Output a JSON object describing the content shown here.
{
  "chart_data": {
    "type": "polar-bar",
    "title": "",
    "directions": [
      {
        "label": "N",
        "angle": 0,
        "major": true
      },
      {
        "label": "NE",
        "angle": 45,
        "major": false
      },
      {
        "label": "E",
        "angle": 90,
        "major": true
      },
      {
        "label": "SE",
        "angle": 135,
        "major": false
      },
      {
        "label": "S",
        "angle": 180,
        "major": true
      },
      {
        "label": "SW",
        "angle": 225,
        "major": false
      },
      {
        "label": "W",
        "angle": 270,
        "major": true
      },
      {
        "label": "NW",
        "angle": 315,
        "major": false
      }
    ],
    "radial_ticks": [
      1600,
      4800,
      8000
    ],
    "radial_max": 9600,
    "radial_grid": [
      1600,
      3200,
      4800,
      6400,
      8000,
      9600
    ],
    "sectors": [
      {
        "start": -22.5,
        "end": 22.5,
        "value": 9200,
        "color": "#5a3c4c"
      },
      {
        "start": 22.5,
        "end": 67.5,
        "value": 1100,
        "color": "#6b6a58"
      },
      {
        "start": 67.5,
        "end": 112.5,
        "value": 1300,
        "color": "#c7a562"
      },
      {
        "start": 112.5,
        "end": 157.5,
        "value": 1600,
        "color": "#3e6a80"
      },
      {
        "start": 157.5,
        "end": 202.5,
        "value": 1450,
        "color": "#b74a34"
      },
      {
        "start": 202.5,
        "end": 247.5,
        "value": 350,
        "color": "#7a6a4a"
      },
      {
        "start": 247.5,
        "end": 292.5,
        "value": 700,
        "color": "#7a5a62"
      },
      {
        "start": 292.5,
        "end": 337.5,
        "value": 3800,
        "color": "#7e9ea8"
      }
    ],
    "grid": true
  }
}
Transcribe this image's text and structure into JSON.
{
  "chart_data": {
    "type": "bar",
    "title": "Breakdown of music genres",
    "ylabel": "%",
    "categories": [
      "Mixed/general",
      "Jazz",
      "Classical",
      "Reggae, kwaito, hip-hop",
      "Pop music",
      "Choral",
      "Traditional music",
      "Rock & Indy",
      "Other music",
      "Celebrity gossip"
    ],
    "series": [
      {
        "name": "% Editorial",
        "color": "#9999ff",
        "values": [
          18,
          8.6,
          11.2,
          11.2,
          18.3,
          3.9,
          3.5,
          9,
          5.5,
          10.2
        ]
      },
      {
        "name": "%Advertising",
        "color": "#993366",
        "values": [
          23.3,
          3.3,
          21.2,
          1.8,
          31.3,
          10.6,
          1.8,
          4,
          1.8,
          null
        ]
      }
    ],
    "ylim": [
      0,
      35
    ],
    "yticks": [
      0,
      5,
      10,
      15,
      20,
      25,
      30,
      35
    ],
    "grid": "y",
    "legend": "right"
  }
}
━━━━━━━━━━━━━━━━━━━━
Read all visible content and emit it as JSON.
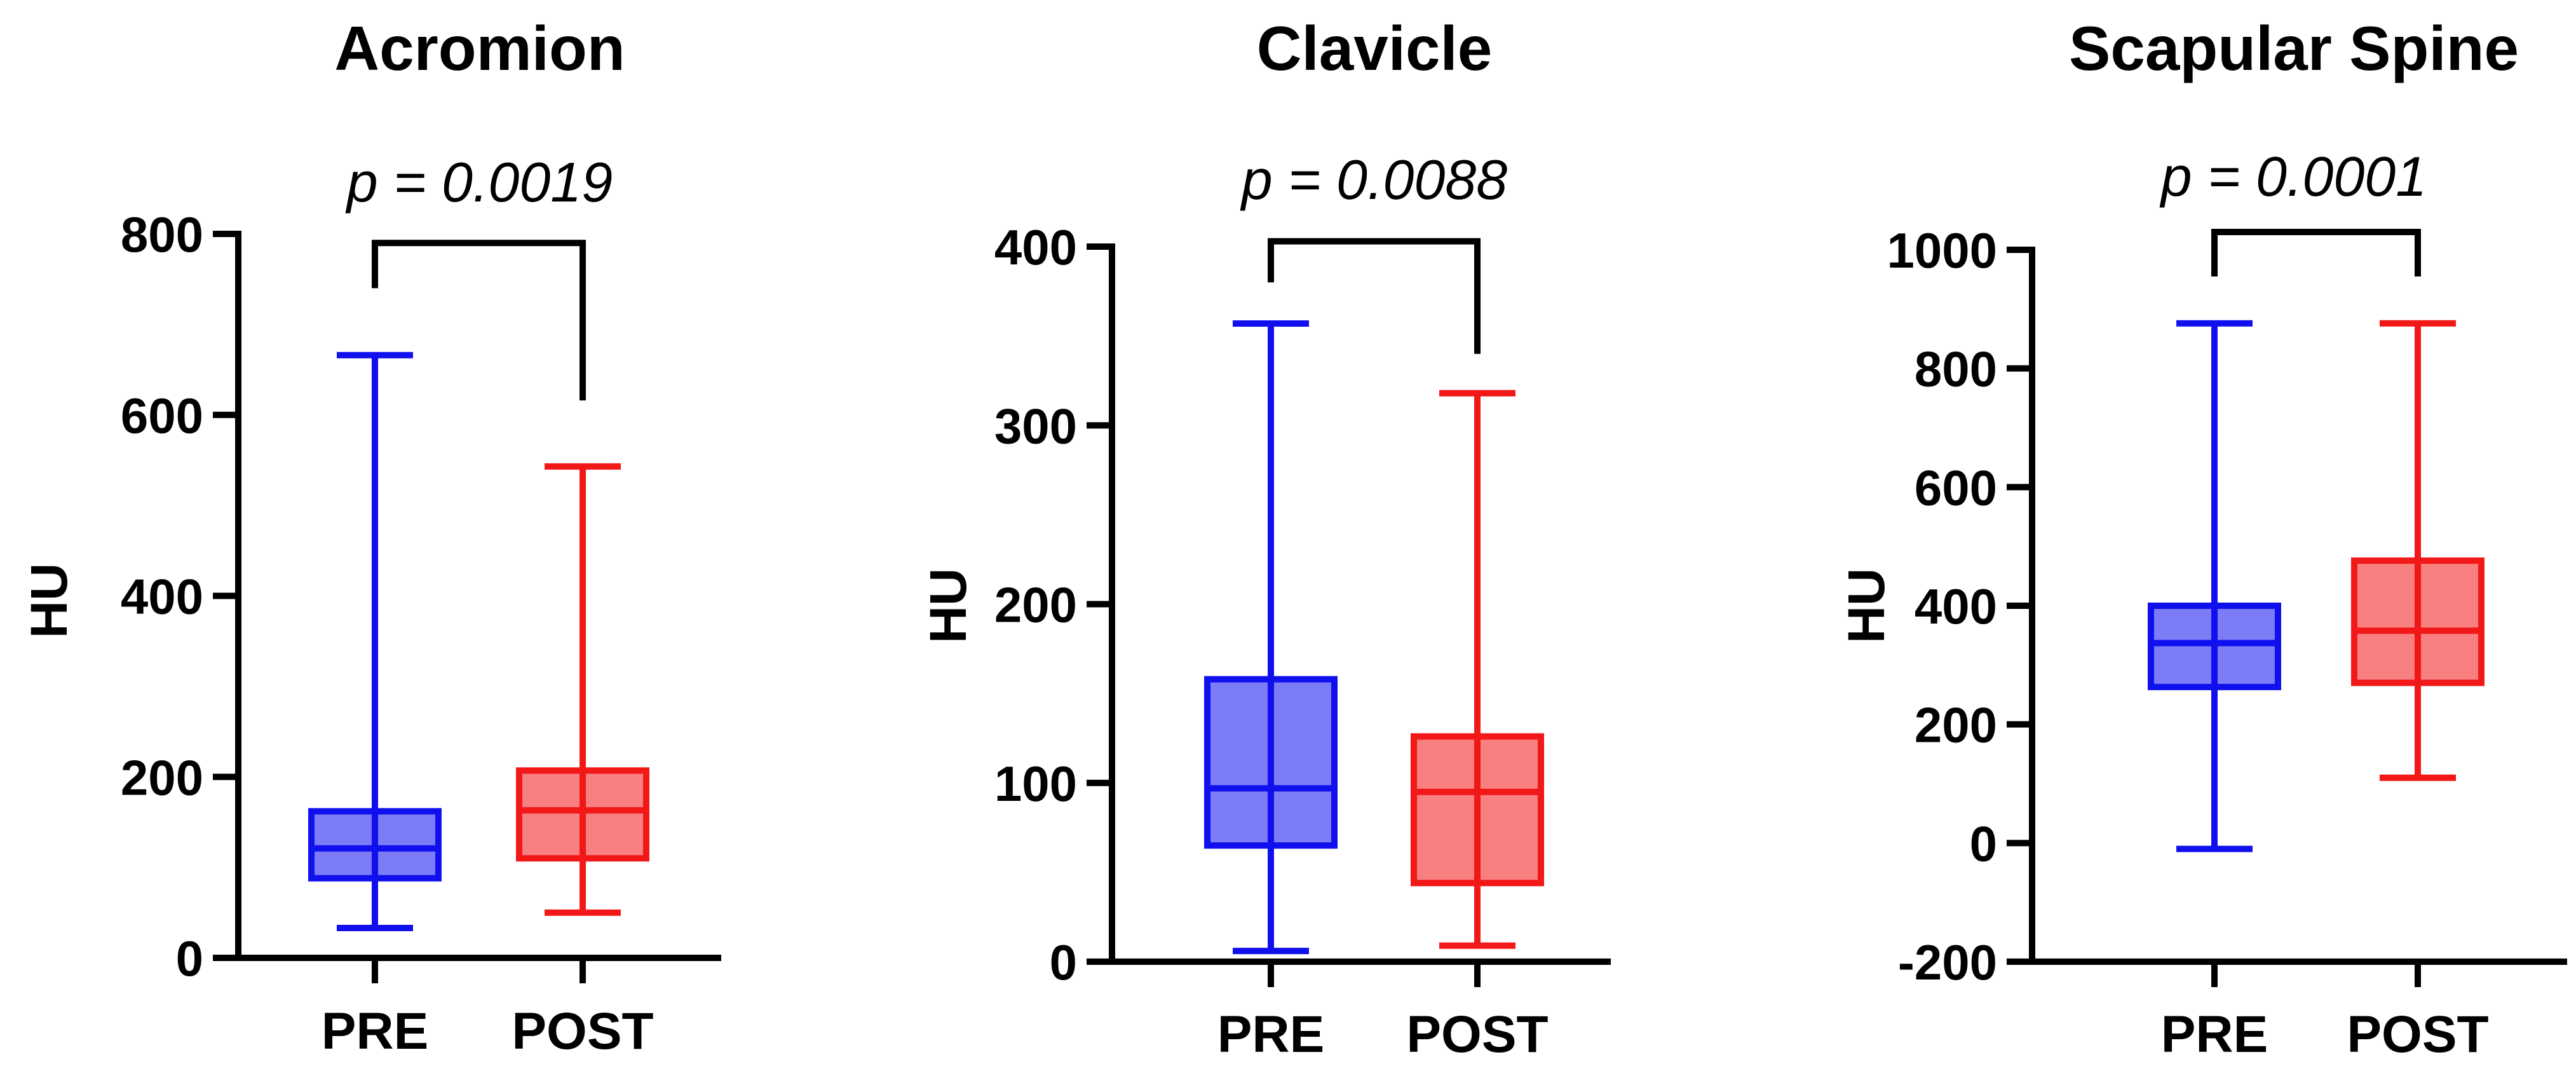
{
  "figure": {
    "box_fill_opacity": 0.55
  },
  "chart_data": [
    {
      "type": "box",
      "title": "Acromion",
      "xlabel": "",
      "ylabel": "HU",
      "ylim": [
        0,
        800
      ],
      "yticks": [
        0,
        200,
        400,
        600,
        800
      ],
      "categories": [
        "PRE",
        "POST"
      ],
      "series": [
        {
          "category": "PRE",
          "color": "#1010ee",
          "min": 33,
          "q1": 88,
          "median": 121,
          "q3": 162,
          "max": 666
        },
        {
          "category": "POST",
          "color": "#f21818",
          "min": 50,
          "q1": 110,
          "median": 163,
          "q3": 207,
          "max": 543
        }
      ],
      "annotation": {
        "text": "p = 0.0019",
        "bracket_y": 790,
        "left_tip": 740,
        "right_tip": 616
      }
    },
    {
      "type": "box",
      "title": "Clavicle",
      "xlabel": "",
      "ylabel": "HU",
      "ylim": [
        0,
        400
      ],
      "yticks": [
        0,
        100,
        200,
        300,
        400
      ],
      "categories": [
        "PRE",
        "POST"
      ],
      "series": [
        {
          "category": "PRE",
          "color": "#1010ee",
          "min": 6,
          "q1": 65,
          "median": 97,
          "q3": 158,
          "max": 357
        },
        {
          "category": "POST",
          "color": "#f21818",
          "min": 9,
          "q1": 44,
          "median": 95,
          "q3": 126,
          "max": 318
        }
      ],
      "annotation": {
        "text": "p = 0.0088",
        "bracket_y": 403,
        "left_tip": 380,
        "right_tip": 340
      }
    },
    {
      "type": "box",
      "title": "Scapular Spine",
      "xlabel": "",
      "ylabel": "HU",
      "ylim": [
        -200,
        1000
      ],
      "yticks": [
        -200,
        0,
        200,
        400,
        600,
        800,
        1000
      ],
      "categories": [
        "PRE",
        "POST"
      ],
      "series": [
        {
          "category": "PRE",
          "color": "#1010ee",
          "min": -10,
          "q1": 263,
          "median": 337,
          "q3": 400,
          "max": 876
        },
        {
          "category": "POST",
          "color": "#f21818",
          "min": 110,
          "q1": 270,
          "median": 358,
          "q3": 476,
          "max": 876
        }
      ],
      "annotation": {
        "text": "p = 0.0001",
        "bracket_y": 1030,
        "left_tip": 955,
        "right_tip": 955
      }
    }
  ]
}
━━━━━━━━━━━━━━━━━━━━
__WHAT YOU ARE ASKED TO DO__
Tell how many lines of the material above hold "JSON", answering with a bare number.

__EXPECTED OUTPUT__
3